→ **Objective**
Return the number of lines that contain the word "JSON", and return nothing else.

::: Dataset content

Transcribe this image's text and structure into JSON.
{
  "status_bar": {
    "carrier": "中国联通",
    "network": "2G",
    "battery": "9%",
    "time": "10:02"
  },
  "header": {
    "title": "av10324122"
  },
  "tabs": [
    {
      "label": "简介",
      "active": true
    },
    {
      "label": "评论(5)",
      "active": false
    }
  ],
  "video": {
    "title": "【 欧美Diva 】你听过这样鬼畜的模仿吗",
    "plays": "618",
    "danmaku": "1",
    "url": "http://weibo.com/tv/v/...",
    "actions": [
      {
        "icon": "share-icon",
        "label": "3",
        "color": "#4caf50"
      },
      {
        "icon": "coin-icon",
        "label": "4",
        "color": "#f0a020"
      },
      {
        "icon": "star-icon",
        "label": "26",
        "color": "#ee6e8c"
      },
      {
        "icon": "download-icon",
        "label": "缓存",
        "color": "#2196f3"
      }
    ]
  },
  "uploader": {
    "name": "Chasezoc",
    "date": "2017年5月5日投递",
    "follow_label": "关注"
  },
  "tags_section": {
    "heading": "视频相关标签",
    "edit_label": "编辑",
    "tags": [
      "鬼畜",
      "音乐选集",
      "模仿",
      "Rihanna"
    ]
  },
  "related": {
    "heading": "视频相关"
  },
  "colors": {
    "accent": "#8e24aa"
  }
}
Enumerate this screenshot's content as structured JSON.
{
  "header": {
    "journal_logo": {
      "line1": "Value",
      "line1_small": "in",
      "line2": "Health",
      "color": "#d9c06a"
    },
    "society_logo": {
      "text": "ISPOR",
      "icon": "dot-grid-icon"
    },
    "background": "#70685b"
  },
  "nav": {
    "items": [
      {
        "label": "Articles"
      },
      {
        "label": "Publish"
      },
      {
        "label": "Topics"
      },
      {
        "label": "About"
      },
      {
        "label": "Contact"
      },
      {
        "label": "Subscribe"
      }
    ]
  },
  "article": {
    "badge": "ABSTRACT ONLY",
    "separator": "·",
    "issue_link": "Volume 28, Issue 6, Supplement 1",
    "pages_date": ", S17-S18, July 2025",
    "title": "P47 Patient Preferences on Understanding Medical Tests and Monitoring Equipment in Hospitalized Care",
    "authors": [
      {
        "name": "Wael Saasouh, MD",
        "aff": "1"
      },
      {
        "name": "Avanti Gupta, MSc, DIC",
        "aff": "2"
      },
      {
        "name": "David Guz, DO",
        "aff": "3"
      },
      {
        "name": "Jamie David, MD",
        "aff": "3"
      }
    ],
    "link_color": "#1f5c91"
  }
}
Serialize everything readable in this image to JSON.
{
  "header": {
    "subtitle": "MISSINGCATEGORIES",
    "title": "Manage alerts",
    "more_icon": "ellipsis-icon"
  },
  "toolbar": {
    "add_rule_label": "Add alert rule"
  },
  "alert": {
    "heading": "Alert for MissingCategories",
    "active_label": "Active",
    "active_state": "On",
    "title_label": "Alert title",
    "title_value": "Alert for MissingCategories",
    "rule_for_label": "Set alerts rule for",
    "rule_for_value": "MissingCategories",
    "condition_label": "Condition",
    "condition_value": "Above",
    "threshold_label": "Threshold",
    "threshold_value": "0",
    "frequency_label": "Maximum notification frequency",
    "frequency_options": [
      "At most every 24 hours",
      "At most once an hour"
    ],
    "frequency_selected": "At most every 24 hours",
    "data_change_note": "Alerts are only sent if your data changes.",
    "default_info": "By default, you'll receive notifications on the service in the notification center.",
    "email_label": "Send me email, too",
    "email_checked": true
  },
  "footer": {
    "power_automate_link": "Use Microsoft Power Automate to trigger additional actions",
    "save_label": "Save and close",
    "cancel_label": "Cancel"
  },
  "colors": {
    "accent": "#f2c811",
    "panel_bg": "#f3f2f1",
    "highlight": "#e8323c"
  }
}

::::::

→ **Solution below**
3